[Data entries]
====================

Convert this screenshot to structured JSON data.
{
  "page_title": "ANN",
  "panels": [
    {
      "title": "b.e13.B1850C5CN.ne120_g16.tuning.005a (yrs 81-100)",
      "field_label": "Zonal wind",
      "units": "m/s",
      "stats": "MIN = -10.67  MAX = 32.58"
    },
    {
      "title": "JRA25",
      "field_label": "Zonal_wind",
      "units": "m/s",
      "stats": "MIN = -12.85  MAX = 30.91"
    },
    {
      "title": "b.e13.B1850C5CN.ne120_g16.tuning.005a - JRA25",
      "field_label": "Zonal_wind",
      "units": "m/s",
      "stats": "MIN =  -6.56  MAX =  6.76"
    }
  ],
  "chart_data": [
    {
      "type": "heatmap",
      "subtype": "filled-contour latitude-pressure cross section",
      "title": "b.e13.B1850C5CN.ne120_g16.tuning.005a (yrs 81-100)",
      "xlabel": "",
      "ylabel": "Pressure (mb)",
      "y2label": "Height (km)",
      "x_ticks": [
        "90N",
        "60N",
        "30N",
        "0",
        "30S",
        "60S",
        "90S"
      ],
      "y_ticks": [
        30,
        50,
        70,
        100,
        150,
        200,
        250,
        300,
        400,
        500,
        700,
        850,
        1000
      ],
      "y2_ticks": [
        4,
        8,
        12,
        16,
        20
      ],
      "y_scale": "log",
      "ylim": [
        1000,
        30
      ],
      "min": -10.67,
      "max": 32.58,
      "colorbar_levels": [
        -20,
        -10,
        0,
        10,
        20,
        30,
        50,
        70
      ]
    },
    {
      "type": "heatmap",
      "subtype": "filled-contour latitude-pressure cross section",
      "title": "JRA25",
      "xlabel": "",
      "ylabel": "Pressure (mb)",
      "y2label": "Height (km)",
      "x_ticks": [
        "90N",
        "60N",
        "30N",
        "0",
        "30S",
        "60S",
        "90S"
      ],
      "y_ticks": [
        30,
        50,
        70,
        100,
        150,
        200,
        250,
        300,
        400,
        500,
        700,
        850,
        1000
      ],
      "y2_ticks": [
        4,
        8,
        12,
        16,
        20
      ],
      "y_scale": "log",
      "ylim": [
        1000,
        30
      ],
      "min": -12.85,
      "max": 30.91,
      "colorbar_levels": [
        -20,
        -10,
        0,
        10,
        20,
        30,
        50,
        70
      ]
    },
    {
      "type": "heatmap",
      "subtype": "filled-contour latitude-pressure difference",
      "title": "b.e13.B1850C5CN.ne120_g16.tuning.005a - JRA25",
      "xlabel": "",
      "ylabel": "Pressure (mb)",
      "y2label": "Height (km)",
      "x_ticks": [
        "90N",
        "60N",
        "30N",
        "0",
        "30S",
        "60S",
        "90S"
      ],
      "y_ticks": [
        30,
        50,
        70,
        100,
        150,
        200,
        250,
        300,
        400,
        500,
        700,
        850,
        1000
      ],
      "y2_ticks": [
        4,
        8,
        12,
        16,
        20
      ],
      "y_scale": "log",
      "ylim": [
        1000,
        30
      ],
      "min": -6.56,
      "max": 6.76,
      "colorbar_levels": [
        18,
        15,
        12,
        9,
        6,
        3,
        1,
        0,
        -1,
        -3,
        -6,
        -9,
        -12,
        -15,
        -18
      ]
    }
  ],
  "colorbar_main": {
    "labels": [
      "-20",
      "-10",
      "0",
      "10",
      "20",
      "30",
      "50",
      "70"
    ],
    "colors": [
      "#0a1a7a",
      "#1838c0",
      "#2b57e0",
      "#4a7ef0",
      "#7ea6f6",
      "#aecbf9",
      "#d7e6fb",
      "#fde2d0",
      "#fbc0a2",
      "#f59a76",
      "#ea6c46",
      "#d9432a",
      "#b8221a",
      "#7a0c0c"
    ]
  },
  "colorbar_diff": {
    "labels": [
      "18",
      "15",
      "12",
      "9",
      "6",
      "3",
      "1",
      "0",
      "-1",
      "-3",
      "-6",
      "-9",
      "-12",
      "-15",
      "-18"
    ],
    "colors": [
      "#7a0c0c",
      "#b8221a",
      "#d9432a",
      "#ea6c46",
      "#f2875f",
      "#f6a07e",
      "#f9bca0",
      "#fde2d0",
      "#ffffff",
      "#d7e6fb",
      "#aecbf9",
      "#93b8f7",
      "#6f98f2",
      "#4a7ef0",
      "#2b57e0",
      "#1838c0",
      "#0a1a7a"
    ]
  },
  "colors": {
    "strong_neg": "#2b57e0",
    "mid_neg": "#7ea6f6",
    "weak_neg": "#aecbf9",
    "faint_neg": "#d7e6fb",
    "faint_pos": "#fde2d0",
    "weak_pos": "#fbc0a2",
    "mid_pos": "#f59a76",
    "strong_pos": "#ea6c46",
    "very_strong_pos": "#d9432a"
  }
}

====================

What is needed => Each line of the material above needs to be quoted exactly, please.

Task result =>
Convert this screenshot to structured JSON data.
{
  "page_title": "ANN",
  "panels": [
    {
      "title": "b.e13.B1850C5CN.ne120_g16.tuning.005a (yrs 81-100)",
      "field_label": "Zonal wind",
      "units": "m/s",
      "stats": "MIN = -10.67  MAX = 32.58"
    },
    {
      "title": "JRA25",
      "field_label": "Zonal_wind",
      "units": "m/s",
      "stats": "MIN = -12.85  MAX = 30.91"
    },
    {
      "title": "b.e13.B1850C5CN.ne120_g16.tuning.005a - JRA25",
      "field_label": "Zonal_wind",
      "units": "m/s",
      "stats": "MIN =  -6.56  MAX =  6.76"
    }
  ],
  "chart_data": [
    {
      "type": "heatmap",
      "subtype": "filled-contour latitude-pressure cross section",
      "title": "b.e13.B1850C5CN.ne120_g16.tuning.005a (yrs 81-100)",
      "xlabel": "",
      "ylabel": "Pressure (mb)",
      "y2label": "Height (km)",
      "x_ticks": [
        "90N",
        "60N",
        "30N",
        "0",
        "30S",
        "60S",
        "90S"
      ],
      "y_ticks": [
        30,
        50,
        70,
        100,
        150,
        200,
        250,
        300,
        400,
        500,
        700,
        850,
        1000
      ],
      "y2_ticks": [
        4,
        8,
        12,
        16,
        20
      ],
      "y_scale": "log",
      "ylim": [
        1000,
        30
      ],
      "min": -10.67,
      "max": 32.58,
      "colorbar_levels": [
        -20,
        -10,
        0,
        10,
        20,
        30,
        50,
        70
      ]
    },
    {
      "type": "heatmap",
      "subtype": "filled-contour latitude-pressure cross section",
      "title": "JRA25",
      "xlabel": "",
      "ylabel": "Pressure (mb)",
      "y2label": "Height (km)",
      "x_ticks": [
        "90N",
        "60N",
        "30N",
        "0",
        "30S",
        "60S",
        "90S"
      ],
      "y_ticks": [
        30,
        50,
        70,
        100,
        150,
        200,
        250,
        300,
        400,
        500,
        700,
        850,
        1000
      ],
      "y2_ticks": [
        4,
        8,
        12,
        16,
        20
      ],
      "y_scale": "log",
      "ylim": [
        1000,
        30
      ],
      "min": -12.85,
      "max": 30.91,
      "colorbar_levels": [
        -20,
        -10,
        0,
        10,
        20,
        30,
        50,
        70
      ]
    },
    {
      "type": "heatmap",
      "subtype": "filled-contour latitude-pressure difference",
      "title": "b.e13.B1850C5CN.ne120_g16.tuning.005a - JRA25",
      "xlabel": "",
      "ylabel": "Pressure (mb)",
      "y2label": "Height (km)",
      "x_ticks": [
        "90N",
        "60N",
        "30N",
        "0",
        "30S",
        "60S",
        "90S"
      ],
      "y_ticks": [
        30,
        50,
        70,
        100,
        150,
        200,
        250,
        300,
        400,
        500,
        700,
        850,
        1000
      ],
      "y2_ticks": [
        4,
        8,
        12,
        16,
        20
      ],
      "y_scale": "log",
      "ylim": [
        1000,
        30
      ],
      "min": -6.56,
      "max": 6.76,
      "colorbar_levels": [
        18,
        15,
        12,
        9,
        6,
        3,
        1,
        0,
        -1,
        -3,
        -6,
        -9,
        -12,
        -15,
        -18
      ]
    }
  ],
  "colorbar_main": {
    "labels": [
      "-20",
      "-10",
      "0",
      "10",
      "20",
      "30",
      "50",
      "70"
    ],
    "colors": [
      "#0a1a7a",
      "#1838c0",
      "#2b57e0",
      "#4a7ef0",
      "#7ea6f6",
      "#aecbf9",
      "#d7e6fb",
      "#fde2d0",
      "#fbc0a2",
      "#f59a76",
      "#ea6c46",
      "#d9432a",
      "#b8221a",
      "#7a0c0c"
    ]
  },
  "colorbar_diff": {
    "labels": [
      "18",
      "15",
      "12",
      "9",
      "6",
      "3",
      "1",
      "0",
      "-1",
      "-3",
      "-6",
      "-9",
      "-12",
      "-15",
      "-18"
    ],
    "colors": [
      "#7a0c0c",
      "#b8221a",
      "#d9432a",
      "#ea6c46",
      "#f2875f",
      "#f6a07e",
      "#f9bca0",
      "#fde2d0",
      "#ffffff",
      "#d7e6fb",
      "#aecbf9",
      "#93b8f7",
      "#6f98f2",
      "#4a7ef0",
      "#2b57e0",
      "#1838c0",
      "#0a1a7a"
    ]
  },
  "colors": {
    "strong_neg": "#2b57e0",
    "mid_neg": "#7ea6f6",
    "weak_neg": "#aecbf9",
    "faint_neg": "#d7e6fb",
    "faint_pos": "#fde2d0",
    "weak_pos": "#fbc0a2",
    "mid_pos": "#f59a76",
    "strong_pos": "#ea6c46",
    "very_strong_pos": "#d9432a"
  }
}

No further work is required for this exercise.